Exercise materials:
________

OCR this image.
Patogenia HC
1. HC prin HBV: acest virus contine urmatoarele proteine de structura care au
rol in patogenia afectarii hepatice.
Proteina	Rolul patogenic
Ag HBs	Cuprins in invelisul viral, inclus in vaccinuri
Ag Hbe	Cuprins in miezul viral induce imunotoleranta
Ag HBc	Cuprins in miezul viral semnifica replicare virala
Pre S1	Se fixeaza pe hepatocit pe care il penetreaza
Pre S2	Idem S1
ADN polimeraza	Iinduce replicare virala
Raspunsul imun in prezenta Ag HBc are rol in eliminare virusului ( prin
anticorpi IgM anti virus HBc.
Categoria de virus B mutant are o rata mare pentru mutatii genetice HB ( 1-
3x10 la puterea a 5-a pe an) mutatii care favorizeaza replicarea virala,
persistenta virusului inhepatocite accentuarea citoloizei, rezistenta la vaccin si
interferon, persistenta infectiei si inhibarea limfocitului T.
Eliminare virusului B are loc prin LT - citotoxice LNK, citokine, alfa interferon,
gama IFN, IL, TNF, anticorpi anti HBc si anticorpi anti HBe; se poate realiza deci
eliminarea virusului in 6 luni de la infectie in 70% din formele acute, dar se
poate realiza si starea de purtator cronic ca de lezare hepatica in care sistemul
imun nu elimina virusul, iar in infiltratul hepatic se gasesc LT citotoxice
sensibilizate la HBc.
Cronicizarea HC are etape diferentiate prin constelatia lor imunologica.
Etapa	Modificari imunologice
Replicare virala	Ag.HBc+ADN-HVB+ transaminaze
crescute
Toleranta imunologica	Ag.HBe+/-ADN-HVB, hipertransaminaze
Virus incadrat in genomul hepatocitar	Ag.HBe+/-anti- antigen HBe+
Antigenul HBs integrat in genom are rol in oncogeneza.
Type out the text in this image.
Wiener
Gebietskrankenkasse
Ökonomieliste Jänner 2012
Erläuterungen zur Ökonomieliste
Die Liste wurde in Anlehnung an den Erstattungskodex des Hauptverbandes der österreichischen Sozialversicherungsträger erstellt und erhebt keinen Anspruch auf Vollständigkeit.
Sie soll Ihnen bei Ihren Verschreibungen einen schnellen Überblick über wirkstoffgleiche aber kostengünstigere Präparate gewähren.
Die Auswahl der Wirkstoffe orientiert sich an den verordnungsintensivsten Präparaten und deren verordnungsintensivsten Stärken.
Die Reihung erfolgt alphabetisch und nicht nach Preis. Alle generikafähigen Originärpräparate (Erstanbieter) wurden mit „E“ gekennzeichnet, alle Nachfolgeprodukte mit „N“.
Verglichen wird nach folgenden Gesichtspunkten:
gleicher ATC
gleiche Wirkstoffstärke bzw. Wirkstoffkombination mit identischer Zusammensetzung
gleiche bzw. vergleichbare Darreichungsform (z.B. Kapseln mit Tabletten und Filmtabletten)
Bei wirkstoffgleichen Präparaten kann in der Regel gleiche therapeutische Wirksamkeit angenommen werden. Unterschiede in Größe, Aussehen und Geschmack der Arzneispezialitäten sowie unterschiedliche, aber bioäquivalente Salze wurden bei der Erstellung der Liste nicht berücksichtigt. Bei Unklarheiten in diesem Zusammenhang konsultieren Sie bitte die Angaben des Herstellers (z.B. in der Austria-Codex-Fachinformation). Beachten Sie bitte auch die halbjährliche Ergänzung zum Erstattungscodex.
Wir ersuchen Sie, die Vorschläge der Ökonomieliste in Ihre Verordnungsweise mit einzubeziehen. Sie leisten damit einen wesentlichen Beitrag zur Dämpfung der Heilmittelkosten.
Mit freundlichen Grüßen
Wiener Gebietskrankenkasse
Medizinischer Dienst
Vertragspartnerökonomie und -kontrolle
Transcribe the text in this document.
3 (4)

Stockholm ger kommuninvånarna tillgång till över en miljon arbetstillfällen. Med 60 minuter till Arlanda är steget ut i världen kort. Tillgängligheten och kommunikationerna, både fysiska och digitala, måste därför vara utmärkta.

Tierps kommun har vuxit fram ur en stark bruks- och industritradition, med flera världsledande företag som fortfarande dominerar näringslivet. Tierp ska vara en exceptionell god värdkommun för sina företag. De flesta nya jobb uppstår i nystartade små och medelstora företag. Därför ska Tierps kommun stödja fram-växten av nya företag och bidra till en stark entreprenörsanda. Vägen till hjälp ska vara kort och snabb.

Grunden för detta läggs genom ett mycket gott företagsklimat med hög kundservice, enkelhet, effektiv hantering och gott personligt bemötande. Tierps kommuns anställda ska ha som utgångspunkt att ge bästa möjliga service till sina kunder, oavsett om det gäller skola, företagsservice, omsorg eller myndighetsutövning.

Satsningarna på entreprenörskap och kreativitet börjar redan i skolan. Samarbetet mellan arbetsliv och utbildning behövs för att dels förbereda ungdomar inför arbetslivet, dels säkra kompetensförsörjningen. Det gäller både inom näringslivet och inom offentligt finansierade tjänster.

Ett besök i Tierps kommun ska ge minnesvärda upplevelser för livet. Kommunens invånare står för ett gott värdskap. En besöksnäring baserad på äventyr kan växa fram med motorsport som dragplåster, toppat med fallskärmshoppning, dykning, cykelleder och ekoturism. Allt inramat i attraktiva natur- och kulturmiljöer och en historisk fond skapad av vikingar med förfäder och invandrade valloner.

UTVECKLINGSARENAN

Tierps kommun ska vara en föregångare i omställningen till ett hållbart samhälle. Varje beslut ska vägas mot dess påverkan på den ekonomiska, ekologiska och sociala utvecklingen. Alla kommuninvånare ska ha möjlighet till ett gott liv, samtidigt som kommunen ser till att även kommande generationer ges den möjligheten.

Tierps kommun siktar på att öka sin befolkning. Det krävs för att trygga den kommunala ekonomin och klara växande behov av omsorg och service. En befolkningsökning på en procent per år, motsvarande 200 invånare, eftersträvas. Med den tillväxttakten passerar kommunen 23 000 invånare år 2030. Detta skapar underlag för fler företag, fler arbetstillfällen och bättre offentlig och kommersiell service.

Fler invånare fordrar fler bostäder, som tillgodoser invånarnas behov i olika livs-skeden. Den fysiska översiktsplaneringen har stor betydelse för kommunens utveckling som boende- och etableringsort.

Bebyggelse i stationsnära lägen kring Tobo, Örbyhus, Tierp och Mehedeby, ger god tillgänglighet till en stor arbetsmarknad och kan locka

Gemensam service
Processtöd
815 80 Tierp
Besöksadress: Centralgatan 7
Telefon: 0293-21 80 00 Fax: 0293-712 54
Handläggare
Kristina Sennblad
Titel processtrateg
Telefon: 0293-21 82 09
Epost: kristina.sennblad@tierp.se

________

Task prompt:
Could you copy each line above word for word?

Exercise output:
OCR this image.
Patogenia HC
1. HC prin HBV: acest virus contine urmatoarele proteine de structura care au
rol in patogenia afectarii hepatice.
Proteina	Rolul patogenic
Ag HBs	Cuprins in invelisul viral, inclus in vaccinuri
Ag Hbe	Cuprins in miezul viral induce imunotoleranta
Ag HBc	Cuprins in miezul viral semnifica replicare virala
Pre S1	Se fixeaza pe hepatocit pe care il penetreaza
Pre S2	Idem S1
ADN polimeraza	Iinduce replicare virala
Raspunsul imun in prezenta Ag HBc are rol in eliminare virusului ( prin
anticorpi IgM anti virus HBc.
Categoria de virus B mutant are o rata mare pentru mutatii genetice HB ( 1-
3x10 la puterea a 5-a pe an) mutatii care favorizeaza replicarea virala,
persistenta virusului inhepatocite accentuarea citoloizei, rezistenta la vaccin si
interferon, persistenta infectiei si inhibarea limfocitului T.
Eliminare virusului B are loc prin LT - citotoxice LNK, citokine, alfa interferon,
gama IFN, IL, TNF, anticorpi anti HBc si anticorpi anti HBe; se poate realiza deci
eliminarea virusului in 6 luni de la infectie in 70% din formele acute, dar se
poate realiza si starea de purtator cronic ca de lezare hepatica in care sistemul
imun nu elimina virusul, iar in infiltratul hepatic se gasesc LT citotoxice
sensibilizate la HBc.
Cronicizarea HC are etape diferentiate prin constelatia lor imunologica.
Etapa	Modificari imunologice
Replicare virala	Ag.HBc+ADN-HVB+ transaminaze
crescute
Toleranta imunologica	Ag.HBe+/-ADN-HVB, hipertransaminaze
Virus incadrat in genomul hepatocitar	Ag.HBe+/-anti- antigen HBe+
Antigenul HBs integrat in genom are rol in oncogeneza.
Type out the text in this image.
Wiener
Gebietskrankenkasse
Ökonomieliste Jänner 2012
Erläuterungen zur Ökonomieliste
Die Liste wurde in Anlehnung an den Erstattungskodex des Hauptverbandes der österreichischen Sozialversicherungsträger erstellt und erhebt keinen Anspruch auf Vollständigkeit.
Sie soll Ihnen bei Ihren Verschreibungen einen schnellen Überblick über wirkstoffgleiche aber kostengünstigere Präparate gewähren.
Die Auswahl der Wirkstoffe orientiert sich an den verordnungsintensivsten Präparaten und deren verordnungsintensivsten Stärken.
Die Reihung erfolgt alphabetisch und nicht nach Preis. Alle generikafähigen Originärpräparate (Erstanbieter) wurden mit „E“ gekennzeichnet, alle Nachfolgeprodukte mit „N“.
Verglichen wird nach folgenden Gesichtspunkten:
gleicher ATC
gleiche Wirkstoffstärke bzw. Wirkstoffkombination mit identischer Zusammensetzung
gleiche bzw. vergleichbare Darreichungsform (z.B. Kapseln mit Tabletten und Filmtabletten)
Bei wirkstoffgleichen Präparaten kann in der Regel gleiche therapeutische Wirksamkeit angenommen werden. Unterschiede in Größe, Aussehen und Geschmack der Arzneispezialitäten sowie unterschiedliche, aber bioäquivalente Salze wurden bei der Erstellung der Liste nicht berücksichtigt. Bei Unklarheiten in diesem Zusammenhang konsultieren Sie bitte die Angaben des Herstellers (z.B. in der Austria-Codex-Fachinformation). Beachten Sie bitte auch die halbjährliche Ergänzung zum Erstattungscodex.
Wir ersuchen Sie, die Vorschläge der Ökonomieliste in Ihre Verordnungsweise mit einzubeziehen. Sie leisten damit einen wesentlichen Beitrag zur Dämpfung der Heilmittelkosten.
Mit freundlichen Grüßen
Wiener Gebietskrankenkasse
Medizinischer Dienst
Vertragspartnerökonomie und -kontrolle
Transcribe the text in this document.
3 (4)

Stockholm ger kommuninvånarna tillgång till över en miljon arbetstillfällen. Med 60 minuter till Arlanda är steget ut i världen kort. Tillgängligheten och kommunikationerna, både fysiska och digitala, måste därför vara utmärkta.

Tierps kommun har vuxit fram ur en stark bruks- och industritradition, med flera världsledande företag som fortfarande dominerar näringslivet. Tierp ska vara en exceptionell god värdkommun för sina företag. De flesta nya jobb uppstår i nystartade små och medelstora företag. Därför ska Tierps kommun stödja fram-växten av nya företag och bidra till en stark entreprenörsanda. Vägen till hjälp ska vara kort och snabb.

Grunden för detta läggs genom ett mycket gott företagsklimat med hög kundservice, enkelhet, effektiv hantering och gott personligt bemötande. Tierps kommuns anställda ska ha som utgångspunkt att ge bästa möjliga service till sina kunder, oavsett om det gäller skola, företagsservice, omsorg eller myndighetsutövning.

Satsningarna på entreprenörskap och kreativitet börjar redan i skolan. Samarbetet mellan arbetsliv och utbildning behövs för att dels förbereda ungdomar inför arbetslivet, dels säkra kompetensförsörjningen. Det gäller både inom näringslivet och inom offentligt finansierade tjänster.

Ett besök i Tierps kommun ska ge minnesvärda upplevelser för livet. Kommunens invånare står för ett gott värdskap. En besöksnäring baserad på äventyr kan växa fram med motorsport som dragplåster, toppat med fallskärmshoppning, dykning, cykelleder och ekoturism. Allt inramat i attraktiva natur- och kulturmiljöer och en historisk fond skapad av vikingar med förfäder och invandrade valloner.

UTVECKLINGSARENAN

Tierps kommun ska vara en föregångare i omställningen till ett hållbart samhälle. Varje beslut ska vägas mot dess påverkan på den ekonomiska, ekologiska och sociala utvecklingen. Alla kommuninvånare ska ha möjlighet till ett gott liv, samtidigt som kommunen ser till att även kommande generationer ges den möjligheten.

Tierps kommun siktar på att öka sin befolkning. Det krävs för att trygga den kommunala ekonomin och klara växande behov av omsorg och service. En befolkningsökning på en procent per år, motsvarande 200 invånare, eftersträvas. Med den tillväxttakten passerar kommunen 23 000 invånare år 2030. Detta skapar underlag för fler företag, fler arbetstillfällen och bättre offentlig och kommersiell service.

Fler invånare fordrar fler bostäder, som tillgodoser invånarnas behov i olika livs-skeden. Den fysiska översiktsplaneringen har stor betydelse för kommunens utveckling som boende- och etableringsort.

Bebyggelse i stationsnära lägen kring Tobo, Örbyhus, Tierp och Mehedeby, ger god tillgänglighet till en stor arbetsmarknad och kan locka

Gemensam service
Processtöd
815 80 Tierp
Besöksadress: Centralgatan 7
Telefon: 0293-21 80 00 Fax: 0293-712 54
Handläggare
Kristina Sennblad
Titel processtrateg
Telefon: 0293-21 82 09
Epost: kristina.sennblad@tierp.se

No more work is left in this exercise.